§ **RECORDS TO PROCESS**
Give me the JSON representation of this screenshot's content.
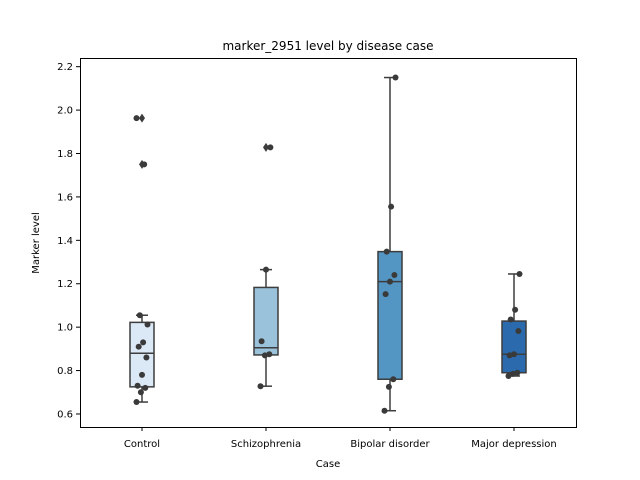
{
  "chart_data": {
    "type": "box",
    "title": "marker_2951 level by disease case",
    "xlabel": "Case",
    "ylabel": "Marker level",
    "ylim": [
      0.54,
      2.24
    ],
    "yticks": [
      "0.6",
      "0.8",
      "1.0",
      "1.2",
      "1.4",
      "1.6",
      "1.8",
      "2.0",
      "2.2"
    ],
    "grid": false,
    "categories": [
      "Control",
      "Schizophrenia",
      "Bipolar disorder",
      "Major depression"
    ],
    "colors": [
      "#dbe8f5",
      "#9ac3db",
      "#5396c4",
      "#2a6aad"
    ],
    "boxes": [
      {
        "q1": 0.725,
        "median": 0.88,
        "q3": 1.022,
        "whisker_low": 0.655,
        "whisker_high": 1.055,
        "outliers": [
          1.75,
          1.963
        ],
        "points": [
          0.655,
          0.7,
          0.72,
          0.73,
          0.78,
          0.86,
          0.91,
          0.93,
          1.012,
          1.055,
          1.75,
          1.963
        ]
      },
      {
        "q1": 0.872,
        "median": 0.905,
        "q3": 1.183,
        "whisker_low": 0.728,
        "whisker_high": 1.265,
        "outliers": [
          1.828
        ],
        "points": [
          0.728,
          0.87,
          0.875,
          0.935,
          1.265,
          1.828
        ]
      },
      {
        "q1": 0.76,
        "median": 1.21,
        "q3": 1.348,
        "whisker_low": 0.615,
        "whisker_high": 2.15,
        "outliers": [],
        "points": [
          0.615,
          0.725,
          0.76,
          1.152,
          1.21,
          1.24,
          1.348,
          1.555,
          2.15
        ]
      },
      {
        "q1": 0.79,
        "median": 0.875,
        "q3": 1.028,
        "whisker_low": 0.775,
        "whisker_high": 1.245,
        "outliers": [],
        "points": [
          0.775,
          0.785,
          0.79,
          0.87,
          0.875,
          0.982,
          1.035,
          1.08,
          1.245
        ]
      }
    ]
  }
}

§ **PROMPT**
Set down all the data again exactly as above, pictures excluded.

§ **WRITTEN SOLUTION**
Give me the JSON representation of this screenshot's content.
{
  "chart_data": {
    "type": "box",
    "title": "marker_2951 level by disease case",
    "xlabel": "Case",
    "ylabel": "Marker level",
    "ylim": [
      0.54,
      2.24
    ],
    "yticks": [
      "0.6",
      "0.8",
      "1.0",
      "1.2",
      "1.4",
      "1.6",
      "1.8",
      "2.0",
      "2.2"
    ],
    "grid": false,
    "categories": [
      "Control",
      "Schizophrenia",
      "Bipolar disorder",
      "Major depression"
    ],
    "colors": [
      "#dbe8f5",
      "#9ac3db",
      "#5396c4",
      "#2a6aad"
    ],
    "boxes": [
      {
        "q1": 0.725,
        "median": 0.88,
        "q3": 1.022,
        "whisker_low": 0.655,
        "whisker_high": 1.055,
        "outliers": [
          1.75,
          1.963
        ],
        "points": [
          0.655,
          0.7,
          0.72,
          0.73,
          0.78,
          0.86,
          0.91,
          0.93,
          1.012,
          1.055,
          1.75,
          1.963
        ]
      },
      {
        "q1": 0.872,
        "median": 0.905,
        "q3": 1.183,
        "whisker_low": 0.728,
        "whisker_high": 1.265,
        "outliers": [
          1.828
        ],
        "points": [
          0.728,
          0.87,
          0.875,
          0.935,
          1.265,
          1.828
        ]
      },
      {
        "q1": 0.76,
        "median": 1.21,
        "q3": 1.348,
        "whisker_low": 0.615,
        "whisker_high": 2.15,
        "outliers": [],
        "points": [
          0.615,
          0.725,
          0.76,
          1.152,
          1.21,
          1.24,
          1.348,
          1.555,
          2.15
        ]
      },
      {
        "q1": 0.79,
        "median": 0.875,
        "q3": 1.028,
        "whisker_low": 0.775,
        "whisker_high": 1.245,
        "outliers": [],
        "points": [
          0.775,
          0.785,
          0.79,
          0.87,
          0.875,
          0.982,
          1.035,
          1.08,
          1.245
        ]
      }
    ]
  }
}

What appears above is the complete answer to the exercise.